**Text passage:**
The TerraServer has almost complete coverage of the United States for two very important cartographic products, topographic maps and digital orthographic photos (sometimes called DOQs or DOQQs). You can find out more about DOQs here (http://mapping.usgs.gov/www/ndop/) and more about what topographic maps are here (http://mac.usgs.gov/mac/isb/pubs/booklets/symbols/). The TerraServer hasn’t been updated in a number of years, and there are now many other imagery sources available, but the TerraServer was on of the first with nation-wide coverage.

All methods reflect the TerraService API. See the WSDL file at http://msrmaps.com/TerraService2.asmx?WSDL for more information about how to make the calls.

The TerraServer stores images as a pyramid of tiles. Each tile is always 200 pixels square, independent of its actual ground resolution. Aerial photos are available in 1, 2, 4, 8, 16, 32, and 64 m resolutions. Topographic maps are available in all of the above resolutions except 1-meter.

Getting an image for an extent involves three steps: 1. Define a bounding box for the area you want to download. A bounding box is a box defined by the upper left point and lower left point of the box. The point can be in geographic coordinates (42.9332 deg N x -93.2112 deg W) or projected UTM coordinates (437679.183 Easting and 4658340.891 Northing) 2. Make a request to the TerraServer that returns all of the tiles that fall within the bounding box 3. Make a request to the TerraServer for the image data in each tile and paste it into a new PIL image.

History

This version, 0.9, brings pyTerra up-to-date with a number of TerraServer changes that have happened in the past couple of years that I have not kept up with. The API has moved around a little bit to avoid confusion with the TerraServer USA commercial offering, and now that quad tree-based image caches are all the rage, TerraServer’s SOAP API seems quite quaint. It does offer some unique things like metadata and a gazetteer which might make it useful in other contexts. I had used pyTerra as the basis for avTerra, which was an ArcView 3.x extension for fetching TerraServer imagery. I suspect that pyTerra’s lack of maintenance has meant avTerra is in disarray, but with this update, there’s a possibility of it being brought back to life.

**Exercise requirements:** According to the TerraServer text, what is the size of each image tile in pixels? The data comes from a separate source unrelated to this text.

**Data section:**
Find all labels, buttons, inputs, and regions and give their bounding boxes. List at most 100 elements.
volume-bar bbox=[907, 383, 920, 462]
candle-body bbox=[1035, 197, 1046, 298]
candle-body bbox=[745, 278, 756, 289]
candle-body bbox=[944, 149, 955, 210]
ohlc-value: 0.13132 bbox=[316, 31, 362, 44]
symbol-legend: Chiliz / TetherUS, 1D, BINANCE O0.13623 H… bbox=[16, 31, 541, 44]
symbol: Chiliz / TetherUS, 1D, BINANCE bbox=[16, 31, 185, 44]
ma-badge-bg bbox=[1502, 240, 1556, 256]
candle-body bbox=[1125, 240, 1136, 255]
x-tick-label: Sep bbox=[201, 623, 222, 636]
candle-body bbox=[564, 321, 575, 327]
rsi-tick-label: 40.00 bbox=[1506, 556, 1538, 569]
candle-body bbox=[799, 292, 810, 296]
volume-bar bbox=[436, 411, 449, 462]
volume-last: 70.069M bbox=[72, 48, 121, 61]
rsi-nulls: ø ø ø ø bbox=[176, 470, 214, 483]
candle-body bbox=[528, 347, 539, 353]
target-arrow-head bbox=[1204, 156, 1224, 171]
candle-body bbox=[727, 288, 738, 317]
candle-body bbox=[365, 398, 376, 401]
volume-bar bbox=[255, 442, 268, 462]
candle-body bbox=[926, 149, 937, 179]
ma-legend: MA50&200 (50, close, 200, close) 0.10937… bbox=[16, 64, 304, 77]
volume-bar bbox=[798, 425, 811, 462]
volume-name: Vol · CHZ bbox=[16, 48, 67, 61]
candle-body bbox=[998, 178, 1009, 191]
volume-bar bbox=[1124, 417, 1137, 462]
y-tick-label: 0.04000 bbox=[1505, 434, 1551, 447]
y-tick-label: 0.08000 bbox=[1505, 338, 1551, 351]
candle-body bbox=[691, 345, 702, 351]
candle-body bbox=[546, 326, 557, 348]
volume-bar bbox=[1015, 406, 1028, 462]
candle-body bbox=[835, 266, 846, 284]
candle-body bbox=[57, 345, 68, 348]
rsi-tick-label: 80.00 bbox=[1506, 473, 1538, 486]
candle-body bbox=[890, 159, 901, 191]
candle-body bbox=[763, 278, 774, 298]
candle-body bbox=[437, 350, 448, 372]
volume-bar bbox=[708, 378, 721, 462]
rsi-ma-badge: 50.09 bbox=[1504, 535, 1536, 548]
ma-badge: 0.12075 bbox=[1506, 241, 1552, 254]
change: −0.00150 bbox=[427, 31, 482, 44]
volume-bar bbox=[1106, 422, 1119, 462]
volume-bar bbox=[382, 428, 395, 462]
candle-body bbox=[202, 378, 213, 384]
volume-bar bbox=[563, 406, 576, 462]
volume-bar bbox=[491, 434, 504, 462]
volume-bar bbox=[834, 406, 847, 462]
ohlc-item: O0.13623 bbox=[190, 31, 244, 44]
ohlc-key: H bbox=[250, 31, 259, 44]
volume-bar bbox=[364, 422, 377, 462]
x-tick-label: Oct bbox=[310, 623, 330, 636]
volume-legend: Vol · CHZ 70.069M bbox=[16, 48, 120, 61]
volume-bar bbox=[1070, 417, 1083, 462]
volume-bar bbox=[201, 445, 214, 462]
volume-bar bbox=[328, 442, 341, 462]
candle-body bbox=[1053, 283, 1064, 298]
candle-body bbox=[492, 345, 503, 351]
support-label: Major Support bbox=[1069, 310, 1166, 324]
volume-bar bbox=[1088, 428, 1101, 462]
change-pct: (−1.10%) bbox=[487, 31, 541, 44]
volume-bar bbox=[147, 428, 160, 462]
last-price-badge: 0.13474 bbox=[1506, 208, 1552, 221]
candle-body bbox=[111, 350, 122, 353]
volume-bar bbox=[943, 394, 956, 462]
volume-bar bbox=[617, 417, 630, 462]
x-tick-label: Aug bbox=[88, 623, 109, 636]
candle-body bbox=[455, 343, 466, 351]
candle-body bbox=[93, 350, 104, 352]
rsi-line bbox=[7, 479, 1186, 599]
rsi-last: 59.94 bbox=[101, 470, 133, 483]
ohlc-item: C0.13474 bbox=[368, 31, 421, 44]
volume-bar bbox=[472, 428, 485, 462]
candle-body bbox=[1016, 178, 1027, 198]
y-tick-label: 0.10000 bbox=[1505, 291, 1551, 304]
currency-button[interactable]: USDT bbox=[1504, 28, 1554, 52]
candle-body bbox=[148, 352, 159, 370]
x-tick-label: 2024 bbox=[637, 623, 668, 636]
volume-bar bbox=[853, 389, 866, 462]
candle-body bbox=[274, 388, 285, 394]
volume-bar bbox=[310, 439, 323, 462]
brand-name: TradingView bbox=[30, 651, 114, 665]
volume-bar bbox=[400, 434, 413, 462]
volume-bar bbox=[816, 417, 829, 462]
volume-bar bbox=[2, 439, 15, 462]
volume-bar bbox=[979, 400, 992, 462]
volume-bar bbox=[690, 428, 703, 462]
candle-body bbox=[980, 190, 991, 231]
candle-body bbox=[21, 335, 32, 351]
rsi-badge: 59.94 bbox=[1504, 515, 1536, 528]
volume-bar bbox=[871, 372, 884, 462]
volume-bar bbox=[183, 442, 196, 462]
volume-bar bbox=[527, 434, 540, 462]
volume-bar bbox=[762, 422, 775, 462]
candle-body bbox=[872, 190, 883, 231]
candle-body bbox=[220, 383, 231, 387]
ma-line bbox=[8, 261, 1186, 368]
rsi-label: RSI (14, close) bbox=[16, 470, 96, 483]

**Response below:** Each tile is always 200 pixels square.